**TESTO FORNITO**
L’etichetta inganna: i succhi di frutta sono più ricchi di vitamina C di quanto indicato
14 Ottobre 2009
La vitamina C è una degli antiossidanti più importanti. Presente in frutta e verdura, tale elemento svolge numerose funzioni positive, dal rafforzamento del sistema immunitario
alla difesa contro le malattie gastrointestinali.
Ora, la scienza dice come tale vitamina è presente in molti succhi di frutta in quantità maggiore di quanto dicano le indicazioni dell’etichetta.
Questo è quanto sostiene una ricerca dell’Università di Santiago di Compostela, diretta dalla dottoressa Ana Rodriguez Bernaldo de Quiros e pubblicata da “Food Chemistry”.

**MATERIALE FORNITO**

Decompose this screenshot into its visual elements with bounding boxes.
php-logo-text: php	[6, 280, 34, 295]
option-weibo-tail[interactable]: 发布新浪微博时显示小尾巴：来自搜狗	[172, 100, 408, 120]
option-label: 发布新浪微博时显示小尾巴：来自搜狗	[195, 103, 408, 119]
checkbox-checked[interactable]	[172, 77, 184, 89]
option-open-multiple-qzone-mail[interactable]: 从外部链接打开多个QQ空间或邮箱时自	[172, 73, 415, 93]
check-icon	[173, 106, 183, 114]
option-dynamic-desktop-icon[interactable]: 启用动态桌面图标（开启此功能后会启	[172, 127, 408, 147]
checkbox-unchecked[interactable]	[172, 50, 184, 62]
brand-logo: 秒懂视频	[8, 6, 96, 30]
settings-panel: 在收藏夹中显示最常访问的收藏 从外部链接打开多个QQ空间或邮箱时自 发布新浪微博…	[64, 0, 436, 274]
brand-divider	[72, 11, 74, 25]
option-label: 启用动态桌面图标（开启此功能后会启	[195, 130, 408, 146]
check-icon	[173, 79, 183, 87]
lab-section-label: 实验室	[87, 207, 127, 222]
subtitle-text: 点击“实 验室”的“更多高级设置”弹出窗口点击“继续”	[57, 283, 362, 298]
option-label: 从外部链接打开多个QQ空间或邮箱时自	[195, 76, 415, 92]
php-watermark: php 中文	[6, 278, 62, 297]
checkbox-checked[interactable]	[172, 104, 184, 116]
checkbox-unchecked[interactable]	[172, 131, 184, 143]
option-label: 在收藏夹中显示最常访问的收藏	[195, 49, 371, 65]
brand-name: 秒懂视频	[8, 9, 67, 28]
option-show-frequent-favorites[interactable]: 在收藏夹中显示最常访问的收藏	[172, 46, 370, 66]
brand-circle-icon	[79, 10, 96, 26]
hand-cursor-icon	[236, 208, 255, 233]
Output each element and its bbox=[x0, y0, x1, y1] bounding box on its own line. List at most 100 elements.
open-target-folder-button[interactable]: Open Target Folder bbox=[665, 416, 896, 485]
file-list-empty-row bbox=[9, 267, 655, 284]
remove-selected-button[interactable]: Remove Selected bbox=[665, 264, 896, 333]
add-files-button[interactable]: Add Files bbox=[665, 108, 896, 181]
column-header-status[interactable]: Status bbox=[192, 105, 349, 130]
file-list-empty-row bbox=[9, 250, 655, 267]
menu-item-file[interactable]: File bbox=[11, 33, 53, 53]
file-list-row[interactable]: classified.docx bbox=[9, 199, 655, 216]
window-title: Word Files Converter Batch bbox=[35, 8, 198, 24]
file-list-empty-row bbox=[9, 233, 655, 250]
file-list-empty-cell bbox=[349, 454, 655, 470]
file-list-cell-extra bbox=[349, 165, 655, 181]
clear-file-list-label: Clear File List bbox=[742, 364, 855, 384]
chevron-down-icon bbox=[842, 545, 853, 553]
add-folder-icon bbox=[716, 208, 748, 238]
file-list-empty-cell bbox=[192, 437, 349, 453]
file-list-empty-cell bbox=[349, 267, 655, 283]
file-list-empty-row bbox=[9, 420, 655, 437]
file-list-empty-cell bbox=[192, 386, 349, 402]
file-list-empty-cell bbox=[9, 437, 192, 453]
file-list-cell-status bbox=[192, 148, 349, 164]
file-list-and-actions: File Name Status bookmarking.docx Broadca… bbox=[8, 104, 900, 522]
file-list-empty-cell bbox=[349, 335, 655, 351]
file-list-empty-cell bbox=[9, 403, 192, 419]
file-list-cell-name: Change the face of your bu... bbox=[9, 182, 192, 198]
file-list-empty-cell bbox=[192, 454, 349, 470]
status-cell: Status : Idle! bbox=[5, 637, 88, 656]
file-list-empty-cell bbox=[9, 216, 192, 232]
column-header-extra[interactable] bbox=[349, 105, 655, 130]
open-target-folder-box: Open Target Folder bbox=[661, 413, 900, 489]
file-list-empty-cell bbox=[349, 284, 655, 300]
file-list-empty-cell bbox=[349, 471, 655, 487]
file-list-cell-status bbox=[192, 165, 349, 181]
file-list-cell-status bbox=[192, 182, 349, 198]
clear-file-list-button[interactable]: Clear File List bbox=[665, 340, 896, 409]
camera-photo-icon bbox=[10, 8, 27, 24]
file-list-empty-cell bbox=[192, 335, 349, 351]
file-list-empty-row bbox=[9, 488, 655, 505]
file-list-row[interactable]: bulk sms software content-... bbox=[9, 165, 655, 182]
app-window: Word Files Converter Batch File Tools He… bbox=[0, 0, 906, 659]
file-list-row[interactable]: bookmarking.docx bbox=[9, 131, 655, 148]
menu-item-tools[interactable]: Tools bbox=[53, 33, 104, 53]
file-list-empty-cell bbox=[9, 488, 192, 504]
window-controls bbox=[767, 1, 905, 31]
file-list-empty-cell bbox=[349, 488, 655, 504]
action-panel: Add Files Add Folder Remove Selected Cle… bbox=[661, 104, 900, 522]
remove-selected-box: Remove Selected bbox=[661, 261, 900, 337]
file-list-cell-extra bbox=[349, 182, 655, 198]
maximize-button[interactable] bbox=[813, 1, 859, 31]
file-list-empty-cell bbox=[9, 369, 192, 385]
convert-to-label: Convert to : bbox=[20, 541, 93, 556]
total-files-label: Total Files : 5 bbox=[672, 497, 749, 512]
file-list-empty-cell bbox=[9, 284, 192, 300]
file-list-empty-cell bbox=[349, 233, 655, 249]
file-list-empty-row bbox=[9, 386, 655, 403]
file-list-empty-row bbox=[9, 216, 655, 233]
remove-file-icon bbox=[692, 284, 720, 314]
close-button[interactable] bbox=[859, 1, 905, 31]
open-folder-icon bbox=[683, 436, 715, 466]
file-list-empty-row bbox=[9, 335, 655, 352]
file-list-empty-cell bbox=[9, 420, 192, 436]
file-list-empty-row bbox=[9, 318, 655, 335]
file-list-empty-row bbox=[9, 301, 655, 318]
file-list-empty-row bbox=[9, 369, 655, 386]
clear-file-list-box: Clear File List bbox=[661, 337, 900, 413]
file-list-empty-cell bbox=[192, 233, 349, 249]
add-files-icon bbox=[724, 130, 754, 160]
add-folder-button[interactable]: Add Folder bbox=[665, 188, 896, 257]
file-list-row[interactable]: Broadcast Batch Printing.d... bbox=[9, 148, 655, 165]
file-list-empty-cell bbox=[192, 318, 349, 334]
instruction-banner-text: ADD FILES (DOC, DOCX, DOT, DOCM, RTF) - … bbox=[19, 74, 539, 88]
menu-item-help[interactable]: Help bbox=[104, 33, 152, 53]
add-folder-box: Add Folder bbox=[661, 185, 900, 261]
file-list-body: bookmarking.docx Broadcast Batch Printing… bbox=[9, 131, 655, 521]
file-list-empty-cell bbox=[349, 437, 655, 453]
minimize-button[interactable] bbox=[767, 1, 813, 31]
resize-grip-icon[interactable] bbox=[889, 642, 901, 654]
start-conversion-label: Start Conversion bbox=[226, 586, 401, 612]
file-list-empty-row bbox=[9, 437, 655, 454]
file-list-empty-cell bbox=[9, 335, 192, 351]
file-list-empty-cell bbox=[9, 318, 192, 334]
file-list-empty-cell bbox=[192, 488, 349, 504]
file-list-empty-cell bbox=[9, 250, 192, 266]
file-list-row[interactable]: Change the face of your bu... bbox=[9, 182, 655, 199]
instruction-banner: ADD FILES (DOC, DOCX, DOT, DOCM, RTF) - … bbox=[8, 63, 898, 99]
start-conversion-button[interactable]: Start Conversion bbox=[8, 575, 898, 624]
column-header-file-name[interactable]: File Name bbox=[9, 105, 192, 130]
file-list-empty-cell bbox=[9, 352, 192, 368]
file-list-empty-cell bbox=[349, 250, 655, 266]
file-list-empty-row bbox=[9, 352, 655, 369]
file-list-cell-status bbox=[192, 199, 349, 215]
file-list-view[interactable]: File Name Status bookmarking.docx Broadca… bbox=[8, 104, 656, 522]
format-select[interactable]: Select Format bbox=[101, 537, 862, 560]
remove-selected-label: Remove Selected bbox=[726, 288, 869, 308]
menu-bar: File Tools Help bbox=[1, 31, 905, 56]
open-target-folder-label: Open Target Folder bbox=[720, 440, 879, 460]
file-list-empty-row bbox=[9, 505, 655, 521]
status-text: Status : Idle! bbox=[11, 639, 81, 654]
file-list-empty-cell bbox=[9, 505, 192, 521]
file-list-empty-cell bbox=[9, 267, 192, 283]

**OBIETTIVO DEL COMPITO**
Scrivi il seguito dell'articolo sulla vitamina C nei succhi di frutta, riprendendo subito dopo l'ultima frase del testo fornito.

**RISPOSTA AL COMPITO**
Usando la cromatografia (tecnica usata per separare ed identificare gli elementi chimici), la squadra della dottoressa de Quiros ha misurato l’esatto contenuto di vitamina C presente in un
campione di 17 bevande, succhi di frutta e soft drinks, scoprendo che solo in 2 casi vi era reale corrispondenza tra etichetta e quantità presente nella bevanda.
Commenta la dottoressa de Quiros: “I livelli sono molto più alti di quelli specificati sulla confezione, perché di solito nelle etichette è indicato solo l`acido ascorbico
aggiunto, senza tenere in conto il naturale apporto di vitamina C da parte della frutta”.